#### LISTED ENTRIES
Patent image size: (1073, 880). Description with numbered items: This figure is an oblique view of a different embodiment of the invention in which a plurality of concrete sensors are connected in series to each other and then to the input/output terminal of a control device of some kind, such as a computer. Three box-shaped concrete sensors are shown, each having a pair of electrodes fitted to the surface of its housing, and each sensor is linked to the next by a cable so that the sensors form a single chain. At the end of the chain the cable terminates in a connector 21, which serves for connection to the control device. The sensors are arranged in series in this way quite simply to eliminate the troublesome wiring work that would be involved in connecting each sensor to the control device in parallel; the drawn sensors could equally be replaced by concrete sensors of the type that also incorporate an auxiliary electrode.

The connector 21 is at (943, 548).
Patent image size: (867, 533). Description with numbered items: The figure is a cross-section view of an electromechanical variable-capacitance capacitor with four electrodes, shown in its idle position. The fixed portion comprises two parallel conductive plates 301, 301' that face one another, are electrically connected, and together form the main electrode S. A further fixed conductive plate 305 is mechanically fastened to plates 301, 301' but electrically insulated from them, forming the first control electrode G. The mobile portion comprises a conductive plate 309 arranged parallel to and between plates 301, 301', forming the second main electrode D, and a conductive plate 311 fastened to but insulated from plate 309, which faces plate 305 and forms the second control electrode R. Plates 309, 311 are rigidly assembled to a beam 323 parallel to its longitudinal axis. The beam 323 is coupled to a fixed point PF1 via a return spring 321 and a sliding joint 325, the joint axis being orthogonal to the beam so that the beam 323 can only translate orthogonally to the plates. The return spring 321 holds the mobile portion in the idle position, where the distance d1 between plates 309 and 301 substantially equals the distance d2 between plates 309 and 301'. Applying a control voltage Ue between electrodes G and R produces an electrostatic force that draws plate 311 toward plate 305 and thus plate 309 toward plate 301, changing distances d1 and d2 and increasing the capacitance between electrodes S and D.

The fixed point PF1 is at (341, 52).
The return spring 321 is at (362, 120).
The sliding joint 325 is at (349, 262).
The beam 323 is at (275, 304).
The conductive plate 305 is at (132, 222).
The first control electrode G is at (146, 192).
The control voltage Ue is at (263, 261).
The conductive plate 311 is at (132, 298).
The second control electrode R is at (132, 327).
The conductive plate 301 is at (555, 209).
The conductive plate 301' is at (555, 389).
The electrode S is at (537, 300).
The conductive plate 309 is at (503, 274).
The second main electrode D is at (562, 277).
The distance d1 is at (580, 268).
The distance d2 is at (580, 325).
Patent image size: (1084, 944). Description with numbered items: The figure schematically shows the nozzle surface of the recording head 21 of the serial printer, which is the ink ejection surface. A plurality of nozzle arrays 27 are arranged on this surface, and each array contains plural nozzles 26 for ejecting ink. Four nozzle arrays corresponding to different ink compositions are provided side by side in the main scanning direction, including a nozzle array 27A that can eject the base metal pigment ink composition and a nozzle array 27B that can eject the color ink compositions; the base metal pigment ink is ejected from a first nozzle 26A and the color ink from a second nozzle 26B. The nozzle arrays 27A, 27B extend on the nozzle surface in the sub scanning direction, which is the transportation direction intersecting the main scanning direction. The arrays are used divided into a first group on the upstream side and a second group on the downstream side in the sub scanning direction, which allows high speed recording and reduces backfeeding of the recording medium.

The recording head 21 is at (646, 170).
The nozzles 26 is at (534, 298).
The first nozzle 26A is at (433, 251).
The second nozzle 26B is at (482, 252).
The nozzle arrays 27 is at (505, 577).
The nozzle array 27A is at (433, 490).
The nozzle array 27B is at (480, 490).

#### TASK DETAILS
Copy the material above without any change.

#### CORRECT OUTPUT
Patent image size: (1073, 880). Description with numbered items: This figure is an oblique view of a different embodiment of the invention in which a plurality of concrete sensors are connected in series to each other and then to the input/output terminal of a control device of some kind, such as a computer. Three box-shaped concrete sensors are shown, each having a pair of electrodes fitted to the surface of its housing, and each sensor is linked to the next by a cable so that the sensors form a single chain. At the end of the chain the cable terminates in a connector 21, which serves for connection to the control device. The sensors are arranged in series in this way quite simply to eliminate the troublesome wiring work that would be involved in connecting each sensor to the control device in parallel; the drawn sensors could equally be replaced by concrete sensors of the type that also incorporate an auxiliary electrode.

The connector 21 is at (943, 548).
Patent image size: (867, 533). Description with numbered items: The figure is a cross-section view of an electromechanical variable-capacitance capacitor with four electrodes, shown in its idle position. The fixed portion comprises two parallel conductive plates 301, 301' that face one another, are electrically connected, and together form the main electrode S. A further fixed conductive plate 305 is mechanically fastened to plates 301, 301' but electrically insulated from them, forming the first control electrode G. The mobile portion comprises a conductive plate 309 arranged parallel to and between plates 301, 301', forming the second main electrode D, and a conductive plate 311 fastened to but insulated from plate 309, which faces plate 305 and forms the second control electrode R. Plates 309, 311 are rigidly assembled to a beam 323 parallel to its longitudinal axis. The beam 323 is coupled to a fixed point PF1 via a return spring 321 and a sliding joint 325, the joint axis being orthogonal to the beam so that the beam 323 can only translate orthogonally to the plates. The return spring 321 holds the mobile portion in the idle position, where the distance d1 between plates 309 and 301 substantially equals the distance d2 between plates 309 and 301'. Applying a control voltage Ue between electrodes G and R produces an electrostatic force that draws plate 311 toward plate 305 and thus plate 309 toward plate 301, changing distances d1 and d2 and increasing the capacitance between electrodes S and D.

The fixed point PF1 is at (341, 52).
The return spring 321 is at (362, 120).
The sliding joint 325 is at (349, 262).
The beam 323 is at (275, 304).
The conductive plate 305 is at (132, 222).
The first control electrode G is at (146, 192).
The control voltage Ue is at (263, 261).
The conductive plate 311 is at (132, 298).
The second control electrode R is at (132, 327).
The conductive plate 301 is at (555, 209).
The conductive plate 301' is at (555, 389).
The electrode S is at (537, 300).
The conductive plate 309 is at (503, 274).
The second main electrode D is at (562, 277).
The distance d1 is at (580, 268).
The distance d2 is at (580, 325).
Patent image size: (1084, 944). Description with numbered items: The figure schematically shows the nozzle surface of the recording head 21 of the serial printer, which is the ink ejection surface. A plurality of nozzle arrays 27 are arranged on this surface, and each array contains plural nozzles 26 for ejecting ink. Four nozzle arrays corresponding to different ink compositions are provided side by side in the main scanning direction, including a nozzle array 27A that can eject the base metal pigment ink composition and a nozzle array 27B that can eject the color ink compositions; the base metal pigment ink is ejected from a first nozzle 26A and the color ink from a second nozzle 26B. The nozzle arrays 27A, 27B extend on the nozzle surface in the sub scanning direction, which is the transportation direction intersecting the main scanning direction. The arrays are used divided into a first group on the upstream side and a second group on the downstream side in the sub scanning direction, which allows high speed recording and reduces backfeeding of the recording medium.

The recording head 21 is at (646, 170).
The nozzles 26 is at (534, 298).
The first nozzle 26A is at (433, 251).
The second nozzle 26B is at (482, 252).
The nozzle arrays 27 is at (505, 577).
The nozzle array 27A is at (433, 490).
The nozzle array 27B is at (480, 490).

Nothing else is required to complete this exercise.